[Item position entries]
____________________
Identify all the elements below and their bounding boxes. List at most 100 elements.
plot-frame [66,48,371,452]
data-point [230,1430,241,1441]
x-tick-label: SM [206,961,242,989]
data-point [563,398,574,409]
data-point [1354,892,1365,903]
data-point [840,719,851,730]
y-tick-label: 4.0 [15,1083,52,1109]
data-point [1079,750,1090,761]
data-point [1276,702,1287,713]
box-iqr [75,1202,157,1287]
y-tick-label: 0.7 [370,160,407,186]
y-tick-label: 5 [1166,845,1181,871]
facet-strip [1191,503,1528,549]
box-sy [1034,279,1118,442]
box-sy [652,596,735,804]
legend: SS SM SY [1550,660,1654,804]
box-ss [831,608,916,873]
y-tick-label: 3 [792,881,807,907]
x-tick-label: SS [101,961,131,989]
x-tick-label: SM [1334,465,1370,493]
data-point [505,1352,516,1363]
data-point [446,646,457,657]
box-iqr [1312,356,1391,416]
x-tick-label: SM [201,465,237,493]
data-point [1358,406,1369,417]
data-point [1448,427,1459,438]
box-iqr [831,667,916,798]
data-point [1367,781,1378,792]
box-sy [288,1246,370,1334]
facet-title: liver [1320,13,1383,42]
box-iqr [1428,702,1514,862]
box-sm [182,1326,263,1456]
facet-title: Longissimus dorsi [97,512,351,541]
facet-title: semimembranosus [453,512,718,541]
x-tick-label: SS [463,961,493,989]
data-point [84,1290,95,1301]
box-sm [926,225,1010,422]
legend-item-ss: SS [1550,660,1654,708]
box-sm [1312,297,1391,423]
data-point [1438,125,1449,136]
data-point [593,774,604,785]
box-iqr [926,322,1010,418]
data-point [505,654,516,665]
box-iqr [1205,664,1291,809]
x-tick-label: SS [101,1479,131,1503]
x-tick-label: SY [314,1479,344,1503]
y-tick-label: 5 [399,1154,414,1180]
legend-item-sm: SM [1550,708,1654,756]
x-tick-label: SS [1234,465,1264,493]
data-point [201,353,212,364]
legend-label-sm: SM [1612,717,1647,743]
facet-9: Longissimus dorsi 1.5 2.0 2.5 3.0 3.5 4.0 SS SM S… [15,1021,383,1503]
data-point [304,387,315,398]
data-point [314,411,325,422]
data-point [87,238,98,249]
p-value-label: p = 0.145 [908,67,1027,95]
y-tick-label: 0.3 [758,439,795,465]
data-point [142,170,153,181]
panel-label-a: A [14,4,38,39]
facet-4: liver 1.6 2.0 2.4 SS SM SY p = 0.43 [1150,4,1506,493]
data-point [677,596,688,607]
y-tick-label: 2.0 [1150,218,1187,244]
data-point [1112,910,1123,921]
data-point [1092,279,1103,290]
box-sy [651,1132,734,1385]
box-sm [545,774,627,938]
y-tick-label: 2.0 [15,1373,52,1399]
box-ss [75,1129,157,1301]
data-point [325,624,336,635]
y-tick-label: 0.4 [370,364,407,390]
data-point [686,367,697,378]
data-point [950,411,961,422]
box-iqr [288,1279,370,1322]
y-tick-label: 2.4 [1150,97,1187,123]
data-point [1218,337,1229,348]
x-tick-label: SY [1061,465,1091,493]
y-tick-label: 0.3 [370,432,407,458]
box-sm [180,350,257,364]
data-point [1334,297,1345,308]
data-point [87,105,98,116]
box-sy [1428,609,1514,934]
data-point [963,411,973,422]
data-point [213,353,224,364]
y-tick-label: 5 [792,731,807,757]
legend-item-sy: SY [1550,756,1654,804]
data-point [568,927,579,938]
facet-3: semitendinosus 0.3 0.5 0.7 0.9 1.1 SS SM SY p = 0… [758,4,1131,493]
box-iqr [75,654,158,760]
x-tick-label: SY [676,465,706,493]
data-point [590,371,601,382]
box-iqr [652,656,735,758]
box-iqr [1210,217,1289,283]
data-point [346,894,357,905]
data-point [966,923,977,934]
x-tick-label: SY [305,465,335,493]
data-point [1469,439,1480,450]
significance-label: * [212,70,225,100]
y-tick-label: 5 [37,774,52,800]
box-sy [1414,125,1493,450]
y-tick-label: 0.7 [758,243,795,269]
____________________
▶ **Aim of the task**:
Copy the lines above word for word.

▶ **Answer below**:
Identify all the elements below and their bounding boxes. List at most 100 elements.
plot-frame [66,48,371,452]
data-point [230,1430,241,1441]
x-tick-label: SM [206,961,242,989]
data-point [563,398,574,409]
data-point [1354,892,1365,903]
data-point [840,719,851,730]
y-tick-label: 4.0 [15,1083,52,1109]
data-point [1079,750,1090,761]
data-point [1276,702,1287,713]
box-iqr [75,1202,157,1287]
y-tick-label: 0.7 [370,160,407,186]
y-tick-label: 5 [1166,845,1181,871]
facet-strip [1191,503,1528,549]
box-sy [1034,279,1118,442]
box-sy [652,596,735,804]
legend: SS SM SY [1550,660,1654,804]
box-ss [831,608,916,873]
y-tick-label: 3 [792,881,807,907]
x-tick-label: SS [101,961,131,989]
x-tick-label: SM [1334,465,1370,493]
data-point [505,1352,516,1363]
data-point [446,646,457,657]
box-iqr [1312,356,1391,416]
x-tick-label: SM [201,465,237,493]
data-point [1358,406,1369,417]
data-point [1448,427,1459,438]
box-iqr [831,667,916,798]
data-point [1367,781,1378,792]
box-sy [288,1246,370,1334]
facet-title: liver [1320,13,1383,42]
box-iqr [1428,702,1514,862]
box-sm [182,1326,263,1456]
facet-title: Longissimus dorsi [97,512,351,541]
facet-title: semimembranosus [453,512,718,541]
x-tick-label: SS [463,961,493,989]
data-point [84,1290,95,1301]
box-sm [926,225,1010,422]
legend-item-ss: SS [1550,660,1654,708]
box-sm [1312,297,1391,423]
data-point [1438,125,1449,136]
data-point [593,774,604,785]
box-iqr [926,322,1010,418]
data-point [505,654,516,665]
box-iqr [1205,664,1291,809]
x-tick-label: SS [101,1479,131,1503]
x-tick-label: SY [314,1479,344,1503]
y-tick-label: 5 [399,1154,414,1180]
legend-item-sm: SM [1550,708,1654,756]
x-tick-label: SS [1234,465,1264,493]
data-point [201,353,212,364]
legend-label-sm: SM [1612,717,1647,743]
facet-9: Longissimus dorsi 1.5 2.0 2.5 3.0 3.5 4.0 SS SM S… [15,1021,383,1503]
data-point [304,387,315,398]
data-point [314,411,325,422]
data-point [87,238,98,249]
p-value-label: p = 0.145 [908,67,1027,95]
y-tick-label: 0.3 [758,439,795,465]
data-point [142,170,153,181]
panel-label-a: A [14,4,38,39]
facet-4: liver 1.6 2.0 2.4 SS SM SY p = 0.43 [1150,4,1506,493]
data-point [677,596,688,607]
y-tick-label: 2.0 [1150,218,1187,244]
data-point [1112,910,1123,921]
data-point [1092,279,1103,290]
box-sy [651,1132,734,1385]
box-sm [545,774,627,938]
y-tick-label: 2.0 [15,1373,52,1399]
box-ss [75,1129,157,1301]
data-point [325,624,336,635]
y-tick-label: 0.4 [370,364,407,390]
data-point [686,367,697,378]
data-point [950,411,961,422]
box-iqr [288,1279,370,1322]
y-tick-label: 2.4 [1150,97,1187,123]
data-point [1218,337,1229,348]
x-tick-label: SY [1061,465,1091,493]
y-tick-label: 0.3 [370,432,407,458]
box-sm [180,350,257,364]
data-point [1334,297,1345,308]
data-point [87,105,98,116]
box-sy [1428,609,1514,934]
data-point [963,411,973,422]
data-point [213,353,224,364]
y-tick-label: 5 [792,731,807,757]
legend-item-sy: SY [1550,756,1654,804]
data-point [568,927,579,938]
facet-3: semitendinosus 0.3 0.5 0.7 0.9 1.1 SS SM SY p = 0… [758,4,1131,493]
box-iqr [75,654,158,760]
x-tick-label: SY [676,465,706,493]
data-point [590,371,601,382]
box-iqr [652,656,735,758]
box-iqr [1210,217,1289,283]
data-point [346,894,357,905]
data-point [966,923,977,934]
x-tick-label: SY [305,465,335,493]
data-point [1469,439,1480,450]
significance-label: * [212,70,225,100]
y-tick-label: 5 [37,774,52,800]
box-sy [1414,125,1493,450]
y-tick-label: 0.7 [758,243,795,269]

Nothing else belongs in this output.